Material provided:
━━━━━━━━━━━━━━━━━━━━━━━━━━━━━━
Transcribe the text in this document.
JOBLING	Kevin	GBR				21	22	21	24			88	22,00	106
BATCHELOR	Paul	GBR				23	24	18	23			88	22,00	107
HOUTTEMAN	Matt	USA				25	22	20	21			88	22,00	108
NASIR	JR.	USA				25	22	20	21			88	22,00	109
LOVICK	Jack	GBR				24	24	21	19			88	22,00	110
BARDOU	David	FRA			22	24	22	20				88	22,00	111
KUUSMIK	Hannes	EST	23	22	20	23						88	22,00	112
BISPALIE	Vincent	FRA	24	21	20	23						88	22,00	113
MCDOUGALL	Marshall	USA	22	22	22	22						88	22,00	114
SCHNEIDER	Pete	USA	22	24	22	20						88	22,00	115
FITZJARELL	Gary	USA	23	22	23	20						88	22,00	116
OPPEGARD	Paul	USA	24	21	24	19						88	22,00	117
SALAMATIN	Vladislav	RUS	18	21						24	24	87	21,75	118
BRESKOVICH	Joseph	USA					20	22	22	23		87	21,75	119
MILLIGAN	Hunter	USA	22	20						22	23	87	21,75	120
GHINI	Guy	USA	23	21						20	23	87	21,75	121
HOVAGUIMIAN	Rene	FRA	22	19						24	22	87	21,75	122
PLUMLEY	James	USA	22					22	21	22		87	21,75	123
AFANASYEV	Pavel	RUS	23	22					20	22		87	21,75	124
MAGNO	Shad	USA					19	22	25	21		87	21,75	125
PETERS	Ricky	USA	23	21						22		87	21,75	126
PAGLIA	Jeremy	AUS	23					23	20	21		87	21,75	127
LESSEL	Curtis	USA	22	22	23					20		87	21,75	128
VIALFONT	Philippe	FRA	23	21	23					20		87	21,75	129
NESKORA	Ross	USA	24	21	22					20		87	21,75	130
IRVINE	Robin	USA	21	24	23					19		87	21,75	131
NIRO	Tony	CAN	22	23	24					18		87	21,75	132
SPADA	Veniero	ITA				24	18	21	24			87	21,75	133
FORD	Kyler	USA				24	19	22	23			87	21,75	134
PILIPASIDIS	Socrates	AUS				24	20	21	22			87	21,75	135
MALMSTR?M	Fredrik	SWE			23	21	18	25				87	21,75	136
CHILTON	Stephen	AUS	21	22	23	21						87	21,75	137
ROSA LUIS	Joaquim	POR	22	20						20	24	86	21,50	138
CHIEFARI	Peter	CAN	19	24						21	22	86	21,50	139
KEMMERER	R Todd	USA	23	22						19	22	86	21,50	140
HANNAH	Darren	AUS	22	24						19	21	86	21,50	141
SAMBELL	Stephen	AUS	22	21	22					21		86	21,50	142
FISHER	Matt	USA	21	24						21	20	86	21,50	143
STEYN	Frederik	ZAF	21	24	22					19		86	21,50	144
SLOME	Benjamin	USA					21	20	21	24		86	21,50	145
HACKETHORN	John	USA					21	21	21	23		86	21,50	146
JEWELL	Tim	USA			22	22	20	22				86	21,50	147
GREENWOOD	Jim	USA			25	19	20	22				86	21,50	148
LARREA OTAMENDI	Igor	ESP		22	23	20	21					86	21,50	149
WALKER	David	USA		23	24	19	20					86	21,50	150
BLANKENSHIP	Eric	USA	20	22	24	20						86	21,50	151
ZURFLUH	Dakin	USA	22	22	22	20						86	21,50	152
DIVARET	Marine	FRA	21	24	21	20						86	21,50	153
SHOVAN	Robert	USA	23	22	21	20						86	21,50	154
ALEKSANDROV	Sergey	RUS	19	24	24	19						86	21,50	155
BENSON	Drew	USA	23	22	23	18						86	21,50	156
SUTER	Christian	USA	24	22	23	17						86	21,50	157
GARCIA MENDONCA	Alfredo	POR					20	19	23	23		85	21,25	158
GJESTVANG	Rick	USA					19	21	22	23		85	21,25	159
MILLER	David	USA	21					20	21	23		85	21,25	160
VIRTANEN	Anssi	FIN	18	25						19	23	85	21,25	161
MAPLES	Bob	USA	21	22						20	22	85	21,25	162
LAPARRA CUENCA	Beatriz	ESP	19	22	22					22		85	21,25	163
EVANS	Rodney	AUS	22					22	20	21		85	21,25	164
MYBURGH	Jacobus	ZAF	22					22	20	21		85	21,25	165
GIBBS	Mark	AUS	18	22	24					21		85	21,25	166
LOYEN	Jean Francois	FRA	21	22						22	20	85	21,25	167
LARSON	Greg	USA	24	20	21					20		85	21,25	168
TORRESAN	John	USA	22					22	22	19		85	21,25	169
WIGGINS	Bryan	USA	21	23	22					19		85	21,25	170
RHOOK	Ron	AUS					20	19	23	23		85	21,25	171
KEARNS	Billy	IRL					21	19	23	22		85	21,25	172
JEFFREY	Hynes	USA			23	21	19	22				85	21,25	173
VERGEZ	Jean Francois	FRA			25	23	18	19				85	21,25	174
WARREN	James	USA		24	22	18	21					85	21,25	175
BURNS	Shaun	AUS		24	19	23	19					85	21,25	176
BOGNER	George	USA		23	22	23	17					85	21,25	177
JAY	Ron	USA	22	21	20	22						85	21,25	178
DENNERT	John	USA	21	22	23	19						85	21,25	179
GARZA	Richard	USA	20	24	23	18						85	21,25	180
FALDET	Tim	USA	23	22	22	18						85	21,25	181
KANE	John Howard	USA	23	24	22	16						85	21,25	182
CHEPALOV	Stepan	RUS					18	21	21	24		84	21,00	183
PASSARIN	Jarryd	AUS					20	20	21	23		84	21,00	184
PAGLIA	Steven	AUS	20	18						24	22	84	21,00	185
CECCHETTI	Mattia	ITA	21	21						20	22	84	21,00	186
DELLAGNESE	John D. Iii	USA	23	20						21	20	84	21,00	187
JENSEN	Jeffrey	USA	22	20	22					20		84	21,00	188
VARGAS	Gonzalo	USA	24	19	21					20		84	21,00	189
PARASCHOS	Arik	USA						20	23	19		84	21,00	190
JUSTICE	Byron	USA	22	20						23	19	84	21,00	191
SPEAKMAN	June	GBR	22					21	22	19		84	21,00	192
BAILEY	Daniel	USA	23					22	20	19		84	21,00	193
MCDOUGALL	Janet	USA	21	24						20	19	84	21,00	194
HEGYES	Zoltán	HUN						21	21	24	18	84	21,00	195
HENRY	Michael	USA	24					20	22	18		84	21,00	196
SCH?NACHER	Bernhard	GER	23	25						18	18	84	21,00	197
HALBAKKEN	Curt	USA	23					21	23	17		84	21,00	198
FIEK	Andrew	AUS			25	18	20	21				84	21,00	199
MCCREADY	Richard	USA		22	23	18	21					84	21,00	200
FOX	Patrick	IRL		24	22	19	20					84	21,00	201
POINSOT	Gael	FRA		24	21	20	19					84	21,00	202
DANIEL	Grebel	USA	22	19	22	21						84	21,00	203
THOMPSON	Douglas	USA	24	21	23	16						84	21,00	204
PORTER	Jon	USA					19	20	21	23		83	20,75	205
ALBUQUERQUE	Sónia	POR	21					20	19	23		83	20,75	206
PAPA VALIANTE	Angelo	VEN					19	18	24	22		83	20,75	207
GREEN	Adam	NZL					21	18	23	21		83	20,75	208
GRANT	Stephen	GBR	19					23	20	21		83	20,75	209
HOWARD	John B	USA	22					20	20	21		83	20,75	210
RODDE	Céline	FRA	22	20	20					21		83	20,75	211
━━━━━━━━━━━━━━━━━━━━━━━━━━━━━━
Make an exact copy of the listing, including every line.

Answer to this task:
Transcribe the text in this document.
JOBLING	Kevin	GBR				21	22	21	24			88	22,00	106
BATCHELOR	Paul	GBR				23	24	18	23			88	22,00	107
HOUTTEMAN	Matt	USA				25	22	20	21			88	22,00	108
NASIR	JR.	USA				25	22	20	21			88	22,00	109
LOVICK	Jack	GBR				24	24	21	19			88	22,00	110
BARDOU	David	FRA			22	24	22	20				88	22,00	111
KUUSMIK	Hannes	EST	23	22	20	23						88	22,00	112
BISPALIE	Vincent	FRA	24	21	20	23						88	22,00	113
MCDOUGALL	Marshall	USA	22	22	22	22						88	22,00	114
SCHNEIDER	Pete	USA	22	24	22	20						88	22,00	115
FITZJARELL	Gary	USA	23	22	23	20						88	22,00	116
OPPEGARD	Paul	USA	24	21	24	19						88	22,00	117
SALAMATIN	Vladislav	RUS	18	21						24	24	87	21,75	118
BRESKOVICH	Joseph	USA					20	22	22	23		87	21,75	119
MILLIGAN	Hunter	USA	22	20						22	23	87	21,75	120
GHINI	Guy	USA	23	21						20	23	87	21,75	121
HOVAGUIMIAN	Rene	FRA	22	19						24	22	87	21,75	122
PLUMLEY	James	USA	22					22	21	22		87	21,75	123
AFANASYEV	Pavel	RUS	23	22					20	22		87	21,75	124
MAGNO	Shad	USA					19	22	25	21		87	21,75	125
PETERS	Ricky	USA	23	21						22		87	21,75	126
PAGLIA	Jeremy	AUS	23					23	20	21		87	21,75	127
LESSEL	Curtis	USA	22	22	23					20		87	21,75	128
VIALFONT	Philippe	FRA	23	21	23					20		87	21,75	129
NESKORA	Ross	USA	24	21	22					20		87	21,75	130
IRVINE	Robin	USA	21	24	23					19		87	21,75	131
NIRO	Tony	CAN	22	23	24					18		87	21,75	132
SPADA	Veniero	ITA				24	18	21	24			87	21,75	133
FORD	Kyler	USA				24	19	22	23			87	21,75	134
PILIPASIDIS	Socrates	AUS				24	20	21	22			87	21,75	135
MALMSTR?M	Fredrik	SWE			23	21	18	25				87	21,75	136
CHILTON	Stephen	AUS	21	22	23	21						87	21,75	137
ROSA LUIS	Joaquim	POR	22	20						20	24	86	21,50	138
CHIEFARI	Peter	CAN	19	24						21	22	86	21,50	139
KEMMERER	R Todd	USA	23	22						19	22	86	21,50	140
HANNAH	Darren	AUS	22	24						19	21	86	21,50	141
SAMBELL	Stephen	AUS	22	21	22					21		86	21,50	142
FISHER	Matt	USA	21	24						21	20	86	21,50	143
STEYN	Frederik	ZAF	21	24	22					19		86	21,50	144
SLOME	Benjamin	USA					21	20	21	24		86	21,50	145
HACKETHORN	John	USA					21	21	21	23		86	21,50	146
JEWELL	Tim	USA			22	22	20	22				86	21,50	147
GREENWOOD	Jim	USA			25	19	20	22				86	21,50	148
LARREA OTAMENDI	Igor	ESP		22	23	20	21					86	21,50	149
WALKER	David	USA		23	24	19	20					86	21,50	150
BLANKENSHIP	Eric	USA	20	22	24	20						86	21,50	151
ZURFLUH	Dakin	USA	22	22	22	20						86	21,50	152
DIVARET	Marine	FRA	21	24	21	20						86	21,50	153
SHOVAN	Robert	USA	23	22	21	20						86	21,50	154
ALEKSANDROV	Sergey	RUS	19	24	24	19						86	21,50	155
BENSON	Drew	USA	23	22	23	18						86	21,50	156
SUTER	Christian	USA	24	22	23	17						86	21,50	157
GARCIA MENDONCA	Alfredo	POR					20	19	23	23		85	21,25	158
GJESTVANG	Rick	USA					19	21	22	23		85	21,25	159
MILLER	David	USA	21					20	21	23		85	21,25	160
VIRTANEN	Anssi	FIN	18	25						19	23	85	21,25	161
MAPLES	Bob	USA	21	22						20	22	85	21,25	162
LAPARRA CUENCA	Beatriz	ESP	19	22	22					22		85	21,25	163
EVANS	Rodney	AUS	22					22	20	21		85	21,25	164
MYBURGH	Jacobus	ZAF	22					22	20	21		85	21,25	165
GIBBS	Mark	AUS	18	22	24					21		85	21,25	166
LOYEN	Jean Francois	FRA	21	22						22	20	85	21,25	167
LARSON	Greg	USA	24	20	21					20		85	21,25	168
TORRESAN	John	USA	22					22	22	19		85	21,25	169
WIGGINS	Bryan	USA	21	23	22					19		85	21,25	170
RHOOK	Ron	AUS					20	19	23	23		85	21,25	171
KEARNS	Billy	IRL					21	19	23	22		85	21,25	172
JEFFREY	Hynes	USA			23	21	19	22				85	21,25	173
VERGEZ	Jean Francois	FRA			25	23	18	19				85	21,25	174
WARREN	James	USA		24	22	18	21					85	21,25	175
BURNS	Shaun	AUS		24	19	23	19					85	21,25	176
BOGNER	George	USA		23	22	23	17					85	21,25	177
JAY	Ron	USA	22	21	20	22						85	21,25	178
DENNERT	John	USA	21	22	23	19						85	21,25	179
GARZA	Richard	USA	20	24	23	18						85	21,25	180
FALDET	Tim	USA	23	22	22	18						85	21,25	181
KANE	John Howard	USA	23	24	22	16						85	21,25	182
CHEPALOV	Stepan	RUS					18	21	21	24		84	21,00	183
PASSARIN	Jarryd	AUS					20	20	21	23		84	21,00	184
PAGLIA	Steven	AUS	20	18						24	22	84	21,00	185
CECCHETTI	Mattia	ITA	21	21						20	22	84	21,00	186
DELLAGNESE	John D. Iii	USA	23	20						21	20	84	21,00	187
JENSEN	Jeffrey	USA	22	20	22					20		84	21,00	188
VARGAS	Gonzalo	USA	24	19	21					20		84	21,00	189
PARASCHOS	Arik	USA						20	23	19		84	21,00	190
JUSTICE	Byron	USA	22	20						23	19	84	21,00	191
SPEAKMAN	June	GBR	22					21	22	19		84	21,00	192
BAILEY	Daniel	USA	23					22	20	19		84	21,00	193
MCDOUGALL	Janet	USA	21	24						20	19	84	21,00	194
HEGYES	Zoltán	HUN						21	21	24	18	84	21,00	195
HENRY	Michael	USA	24					20	22	18		84	21,00	196
SCH?NACHER	Bernhard	GER	23	25						18	18	84	21,00	197
HALBAKKEN	Curt	USA	23					21	23	17		84	21,00	198
FIEK	Andrew	AUS			25	18	20	21				84	21,00	199
MCCREADY	Richard	USA		22	23	18	21					84	21,00	200
FOX	Patrick	IRL		24	22	19	20					84	21,00	201
POINSOT	Gael	FRA		24	21	20	19					84	21,00	202
DANIEL	Grebel	USA	22	19	22	21						84	21,00	203
THOMPSON	Douglas	USA	24	21	23	16						84	21,00	204
PORTER	Jon	USA					19	20	21	23		83	20,75	205
ALBUQUERQUE	Sónia	POR	21					20	19	23		83	20,75	206
PAPA VALIANTE	Angelo	VEN					19	18	24	22		83	20,75	207
GREEN	Adam	NZL					21	18	23	21		83	20,75	208
GRANT	Stephen	GBR	19					23	20	21		83	20,75	209
HOWARD	John B	USA	22					20	20	21		83	20,75	210
RODDE	Céline	FRA	22	20	20					21		83	20,75	211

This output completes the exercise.